Could you transcribe every record below exactly as written, leaving out any pictures?

DATA FOR THE TASK.
---------------

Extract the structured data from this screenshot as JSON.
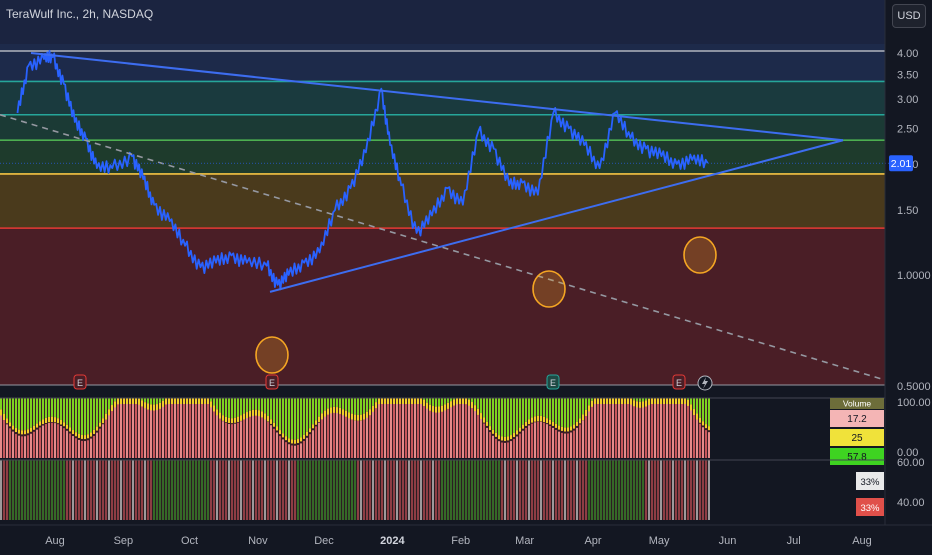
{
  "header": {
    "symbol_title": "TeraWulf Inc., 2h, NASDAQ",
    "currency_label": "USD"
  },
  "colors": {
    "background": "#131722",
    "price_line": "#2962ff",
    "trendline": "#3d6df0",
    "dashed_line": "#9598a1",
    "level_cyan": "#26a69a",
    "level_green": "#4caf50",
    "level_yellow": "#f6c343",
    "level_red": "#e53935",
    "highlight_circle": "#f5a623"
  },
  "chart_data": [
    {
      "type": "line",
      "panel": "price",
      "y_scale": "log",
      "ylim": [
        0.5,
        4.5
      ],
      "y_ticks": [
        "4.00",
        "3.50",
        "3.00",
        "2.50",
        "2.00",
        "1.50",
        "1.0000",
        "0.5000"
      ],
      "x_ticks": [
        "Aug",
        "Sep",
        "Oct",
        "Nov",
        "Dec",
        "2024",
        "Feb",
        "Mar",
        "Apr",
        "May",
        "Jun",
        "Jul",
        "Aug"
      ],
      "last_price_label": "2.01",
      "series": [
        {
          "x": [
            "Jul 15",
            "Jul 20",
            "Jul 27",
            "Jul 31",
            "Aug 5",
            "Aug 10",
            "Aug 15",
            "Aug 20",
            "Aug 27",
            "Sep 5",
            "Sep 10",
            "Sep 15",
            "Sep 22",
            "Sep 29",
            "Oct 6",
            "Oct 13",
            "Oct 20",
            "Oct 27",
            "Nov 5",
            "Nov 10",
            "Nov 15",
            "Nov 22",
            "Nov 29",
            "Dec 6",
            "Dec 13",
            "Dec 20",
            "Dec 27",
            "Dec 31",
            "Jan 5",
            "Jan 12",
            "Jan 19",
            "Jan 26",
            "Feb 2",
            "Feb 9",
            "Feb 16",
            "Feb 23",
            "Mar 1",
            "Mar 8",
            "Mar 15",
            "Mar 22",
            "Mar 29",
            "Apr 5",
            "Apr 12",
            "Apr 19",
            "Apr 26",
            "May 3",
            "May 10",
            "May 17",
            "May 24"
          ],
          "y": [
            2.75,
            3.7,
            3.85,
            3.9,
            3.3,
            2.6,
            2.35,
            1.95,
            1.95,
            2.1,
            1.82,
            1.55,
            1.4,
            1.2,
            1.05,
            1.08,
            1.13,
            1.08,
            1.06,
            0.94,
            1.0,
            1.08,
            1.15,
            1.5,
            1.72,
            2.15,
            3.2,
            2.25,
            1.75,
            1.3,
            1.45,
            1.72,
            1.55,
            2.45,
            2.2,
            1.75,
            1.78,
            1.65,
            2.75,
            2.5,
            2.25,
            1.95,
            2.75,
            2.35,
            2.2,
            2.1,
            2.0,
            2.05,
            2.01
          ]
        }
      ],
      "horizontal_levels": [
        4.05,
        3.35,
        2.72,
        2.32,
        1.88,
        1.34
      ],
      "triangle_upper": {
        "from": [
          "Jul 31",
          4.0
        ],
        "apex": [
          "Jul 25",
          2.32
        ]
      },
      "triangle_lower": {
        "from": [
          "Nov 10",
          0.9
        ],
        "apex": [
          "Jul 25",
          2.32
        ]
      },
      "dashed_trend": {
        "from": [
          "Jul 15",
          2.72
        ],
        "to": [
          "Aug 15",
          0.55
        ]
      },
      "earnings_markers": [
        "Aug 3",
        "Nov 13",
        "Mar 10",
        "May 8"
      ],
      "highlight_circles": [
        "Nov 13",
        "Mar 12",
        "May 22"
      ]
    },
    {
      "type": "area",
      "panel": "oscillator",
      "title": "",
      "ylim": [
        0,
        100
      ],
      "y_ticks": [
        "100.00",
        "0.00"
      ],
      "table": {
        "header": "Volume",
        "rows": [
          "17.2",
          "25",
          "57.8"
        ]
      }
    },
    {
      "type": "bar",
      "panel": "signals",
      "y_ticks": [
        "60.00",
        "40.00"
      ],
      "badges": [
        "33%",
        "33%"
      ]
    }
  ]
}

---------------

ANSWER TO THIS PROBLEM.
Extract the structured data from this screenshot as JSON.
{
  "header": {
    "symbol_title": "TeraWulf Inc., 2h, NASDAQ",
    "currency_label": "USD"
  },
  "colors": {
    "background": "#131722",
    "price_line": "#2962ff",
    "trendline": "#3d6df0",
    "dashed_line": "#9598a1",
    "level_cyan": "#26a69a",
    "level_green": "#4caf50",
    "level_yellow": "#f6c343",
    "level_red": "#e53935",
    "highlight_circle": "#f5a623"
  },
  "chart_data": [
    {
      "type": "line",
      "panel": "price",
      "y_scale": "log",
      "ylim": [
        0.5,
        4.5
      ],
      "y_ticks": [
        "4.00",
        "3.50",
        "3.00",
        "2.50",
        "2.00",
        "1.50",
        "1.0000",
        "0.5000"
      ],
      "x_ticks": [
        "Aug",
        "Sep",
        "Oct",
        "Nov",
        "Dec",
        "2024",
        "Feb",
        "Mar",
        "Apr",
        "May",
        "Jun",
        "Jul",
        "Aug"
      ],
      "last_price_label": "2.01",
      "series": [
        {
          "x": [
            "Jul 15",
            "Jul 20",
            "Jul 27",
            "Jul 31",
            "Aug 5",
            "Aug 10",
            "Aug 15",
            "Aug 20",
            "Aug 27",
            "Sep 5",
            "Sep 10",
            "Sep 15",
            "Sep 22",
            "Sep 29",
            "Oct 6",
            "Oct 13",
            "Oct 20",
            "Oct 27",
            "Nov 5",
            "Nov 10",
            "Nov 15",
            "Nov 22",
            "Nov 29",
            "Dec 6",
            "Dec 13",
            "Dec 20",
            "Dec 27",
            "Dec 31",
            "Jan 5",
            "Jan 12",
            "Jan 19",
            "Jan 26",
            "Feb 2",
            "Feb 9",
            "Feb 16",
            "Feb 23",
            "Mar 1",
            "Mar 8",
            "Mar 15",
            "Mar 22",
            "Mar 29",
            "Apr 5",
            "Apr 12",
            "Apr 19",
            "Apr 26",
            "May 3",
            "May 10",
            "May 17",
            "May 24"
          ],
          "y": [
            2.75,
            3.7,
            3.85,
            3.9,
            3.3,
            2.6,
            2.35,
            1.95,
            1.95,
            2.1,
            1.82,
            1.55,
            1.4,
            1.2,
            1.05,
            1.08,
            1.13,
            1.08,
            1.06,
            0.94,
            1.0,
            1.08,
            1.15,
            1.5,
            1.72,
            2.15,
            3.2,
            2.25,
            1.75,
            1.3,
            1.45,
            1.72,
            1.55,
            2.45,
            2.2,
            1.75,
            1.78,
            1.65,
            2.75,
            2.5,
            2.25,
            1.95,
            2.75,
            2.35,
            2.2,
            2.1,
            2.0,
            2.05,
            2.01
          ]
        }
      ],
      "horizontal_levels": [
        4.05,
        3.35,
        2.72,
        2.32,
        1.88,
        1.34
      ],
      "triangle_upper": {
        "from": [
          "Jul 31",
          4.0
        ],
        "apex": [
          "Jul 25",
          2.32
        ]
      },
      "triangle_lower": {
        "from": [
          "Nov 10",
          0.9
        ],
        "apex": [
          "Jul 25",
          2.32
        ]
      },
      "dashed_trend": {
        "from": [
          "Jul 15",
          2.72
        ],
        "to": [
          "Aug 15",
          0.55
        ]
      },
      "earnings_markers": [
        "Aug 3",
        "Nov 13",
        "Mar 10",
        "May 8"
      ],
      "highlight_circles": [
        "Nov 13",
        "Mar 12",
        "May 22"
      ]
    },
    {
      "type": "area",
      "panel": "oscillator",
      "title": "",
      "ylim": [
        0,
        100
      ],
      "y_ticks": [
        "100.00",
        "0.00"
      ],
      "table": {
        "header": "Volume",
        "rows": [
          "17.2",
          "25",
          "57.8"
        ]
      }
    },
    {
      "type": "bar",
      "panel": "signals",
      "y_ticks": [
        "60.00",
        "40.00"
      ],
      "badges": [
        "33%",
        "33%"
      ]
    }
  ]
}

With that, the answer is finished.